Lines of data
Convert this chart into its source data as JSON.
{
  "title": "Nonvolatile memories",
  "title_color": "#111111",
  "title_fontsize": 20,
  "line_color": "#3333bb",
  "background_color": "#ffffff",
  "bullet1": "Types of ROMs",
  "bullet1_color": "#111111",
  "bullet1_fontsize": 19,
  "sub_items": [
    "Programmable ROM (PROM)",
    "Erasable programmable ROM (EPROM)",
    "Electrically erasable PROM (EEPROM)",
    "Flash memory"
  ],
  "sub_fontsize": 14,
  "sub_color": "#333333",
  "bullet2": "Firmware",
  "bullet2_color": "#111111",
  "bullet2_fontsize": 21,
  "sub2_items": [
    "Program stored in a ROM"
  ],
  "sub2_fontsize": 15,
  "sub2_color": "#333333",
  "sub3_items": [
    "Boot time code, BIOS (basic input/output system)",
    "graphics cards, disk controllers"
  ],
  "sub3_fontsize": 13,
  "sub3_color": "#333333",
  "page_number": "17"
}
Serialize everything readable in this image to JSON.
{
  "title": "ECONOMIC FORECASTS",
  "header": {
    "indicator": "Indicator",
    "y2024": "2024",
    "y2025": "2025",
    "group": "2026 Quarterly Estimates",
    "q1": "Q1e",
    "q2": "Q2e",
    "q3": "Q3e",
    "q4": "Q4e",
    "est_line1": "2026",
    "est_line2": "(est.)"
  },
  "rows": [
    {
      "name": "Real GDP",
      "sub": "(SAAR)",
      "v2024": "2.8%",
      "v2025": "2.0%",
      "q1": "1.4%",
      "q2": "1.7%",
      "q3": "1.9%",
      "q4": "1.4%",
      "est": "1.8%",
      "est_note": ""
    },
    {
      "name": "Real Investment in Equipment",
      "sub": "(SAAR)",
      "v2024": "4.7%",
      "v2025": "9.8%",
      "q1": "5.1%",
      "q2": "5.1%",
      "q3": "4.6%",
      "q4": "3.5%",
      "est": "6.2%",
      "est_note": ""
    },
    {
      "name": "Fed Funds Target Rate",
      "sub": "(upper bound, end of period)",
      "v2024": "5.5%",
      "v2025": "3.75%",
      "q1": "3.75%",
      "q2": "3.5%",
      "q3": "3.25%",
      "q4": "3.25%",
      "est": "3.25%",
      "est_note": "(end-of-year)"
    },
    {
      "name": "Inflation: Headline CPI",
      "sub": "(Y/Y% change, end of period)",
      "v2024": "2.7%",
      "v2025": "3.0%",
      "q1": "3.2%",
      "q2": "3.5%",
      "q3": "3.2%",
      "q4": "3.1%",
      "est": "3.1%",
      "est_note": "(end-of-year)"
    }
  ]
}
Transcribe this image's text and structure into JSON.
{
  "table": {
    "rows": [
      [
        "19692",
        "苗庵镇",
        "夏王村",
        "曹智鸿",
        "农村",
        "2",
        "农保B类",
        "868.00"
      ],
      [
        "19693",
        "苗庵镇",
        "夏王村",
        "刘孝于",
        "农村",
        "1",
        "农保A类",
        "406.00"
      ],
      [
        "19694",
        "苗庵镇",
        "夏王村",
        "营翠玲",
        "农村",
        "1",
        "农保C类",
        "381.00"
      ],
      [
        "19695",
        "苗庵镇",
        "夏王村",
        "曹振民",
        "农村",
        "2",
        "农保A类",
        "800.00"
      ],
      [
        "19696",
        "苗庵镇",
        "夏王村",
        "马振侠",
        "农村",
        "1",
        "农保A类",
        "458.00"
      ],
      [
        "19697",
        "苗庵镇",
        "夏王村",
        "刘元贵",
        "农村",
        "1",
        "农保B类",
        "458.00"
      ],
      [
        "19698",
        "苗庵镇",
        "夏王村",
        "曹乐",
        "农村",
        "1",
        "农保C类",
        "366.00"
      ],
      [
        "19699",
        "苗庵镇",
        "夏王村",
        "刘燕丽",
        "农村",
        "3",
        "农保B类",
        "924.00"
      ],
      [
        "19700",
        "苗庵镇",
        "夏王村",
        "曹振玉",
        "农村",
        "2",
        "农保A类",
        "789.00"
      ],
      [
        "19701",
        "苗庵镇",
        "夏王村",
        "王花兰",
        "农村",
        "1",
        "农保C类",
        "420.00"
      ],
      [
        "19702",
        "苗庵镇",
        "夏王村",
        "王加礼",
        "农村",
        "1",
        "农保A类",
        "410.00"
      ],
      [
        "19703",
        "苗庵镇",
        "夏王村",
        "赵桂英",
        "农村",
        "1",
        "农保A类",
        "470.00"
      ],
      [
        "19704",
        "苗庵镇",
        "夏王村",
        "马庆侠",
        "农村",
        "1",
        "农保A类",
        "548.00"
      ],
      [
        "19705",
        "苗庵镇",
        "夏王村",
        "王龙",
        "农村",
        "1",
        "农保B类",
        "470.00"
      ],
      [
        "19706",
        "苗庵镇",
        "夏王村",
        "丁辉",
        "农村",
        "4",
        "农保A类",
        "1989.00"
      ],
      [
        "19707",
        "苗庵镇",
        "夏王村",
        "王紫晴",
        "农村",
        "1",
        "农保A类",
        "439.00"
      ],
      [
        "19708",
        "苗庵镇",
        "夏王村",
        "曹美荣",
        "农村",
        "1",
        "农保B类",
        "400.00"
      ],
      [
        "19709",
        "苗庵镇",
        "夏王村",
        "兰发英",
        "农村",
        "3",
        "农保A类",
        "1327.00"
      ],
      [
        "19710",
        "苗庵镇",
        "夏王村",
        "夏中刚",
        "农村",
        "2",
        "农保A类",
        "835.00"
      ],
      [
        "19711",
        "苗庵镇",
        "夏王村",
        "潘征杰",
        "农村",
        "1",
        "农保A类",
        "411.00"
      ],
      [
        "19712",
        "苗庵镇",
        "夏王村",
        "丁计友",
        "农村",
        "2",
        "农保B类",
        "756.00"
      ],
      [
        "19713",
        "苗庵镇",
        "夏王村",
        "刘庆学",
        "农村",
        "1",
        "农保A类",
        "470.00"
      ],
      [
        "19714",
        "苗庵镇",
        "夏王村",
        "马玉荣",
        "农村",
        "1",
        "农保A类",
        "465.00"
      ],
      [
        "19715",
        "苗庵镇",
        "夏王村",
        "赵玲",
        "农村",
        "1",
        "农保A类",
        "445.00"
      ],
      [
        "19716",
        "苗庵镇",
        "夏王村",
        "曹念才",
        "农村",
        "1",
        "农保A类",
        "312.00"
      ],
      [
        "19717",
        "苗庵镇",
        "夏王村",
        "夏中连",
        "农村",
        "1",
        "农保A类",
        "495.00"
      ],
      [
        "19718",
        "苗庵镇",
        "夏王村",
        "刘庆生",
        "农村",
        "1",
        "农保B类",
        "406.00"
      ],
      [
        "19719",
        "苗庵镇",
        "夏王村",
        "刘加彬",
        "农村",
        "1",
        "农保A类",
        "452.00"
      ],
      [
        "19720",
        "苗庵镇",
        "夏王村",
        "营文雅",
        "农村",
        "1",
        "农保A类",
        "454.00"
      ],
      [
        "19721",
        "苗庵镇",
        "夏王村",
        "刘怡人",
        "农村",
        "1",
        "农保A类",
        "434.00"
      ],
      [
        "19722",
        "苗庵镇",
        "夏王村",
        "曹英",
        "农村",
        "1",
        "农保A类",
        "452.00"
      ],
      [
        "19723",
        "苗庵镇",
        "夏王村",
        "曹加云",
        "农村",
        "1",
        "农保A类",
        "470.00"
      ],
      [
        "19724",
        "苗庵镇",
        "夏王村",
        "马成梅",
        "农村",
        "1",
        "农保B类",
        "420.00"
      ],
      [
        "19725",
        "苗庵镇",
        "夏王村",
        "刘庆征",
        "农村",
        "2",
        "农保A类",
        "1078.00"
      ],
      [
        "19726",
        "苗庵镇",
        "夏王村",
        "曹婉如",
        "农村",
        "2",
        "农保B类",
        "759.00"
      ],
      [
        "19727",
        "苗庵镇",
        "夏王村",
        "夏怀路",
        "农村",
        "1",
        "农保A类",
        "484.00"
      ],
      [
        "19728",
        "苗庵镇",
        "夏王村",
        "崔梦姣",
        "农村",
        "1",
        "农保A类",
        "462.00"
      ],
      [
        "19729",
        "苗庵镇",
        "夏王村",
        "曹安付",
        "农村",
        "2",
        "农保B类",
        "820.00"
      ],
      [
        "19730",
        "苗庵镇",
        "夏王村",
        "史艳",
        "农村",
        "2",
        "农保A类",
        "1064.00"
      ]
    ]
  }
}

Given request
Among the lines of the material, find those that hold the word "JSON" and copy them.

Exercise output
Convert this chart into its source data as JSON.
Serialize everything readable in this image to JSON.
Transcribe this image's text and structure into JSON.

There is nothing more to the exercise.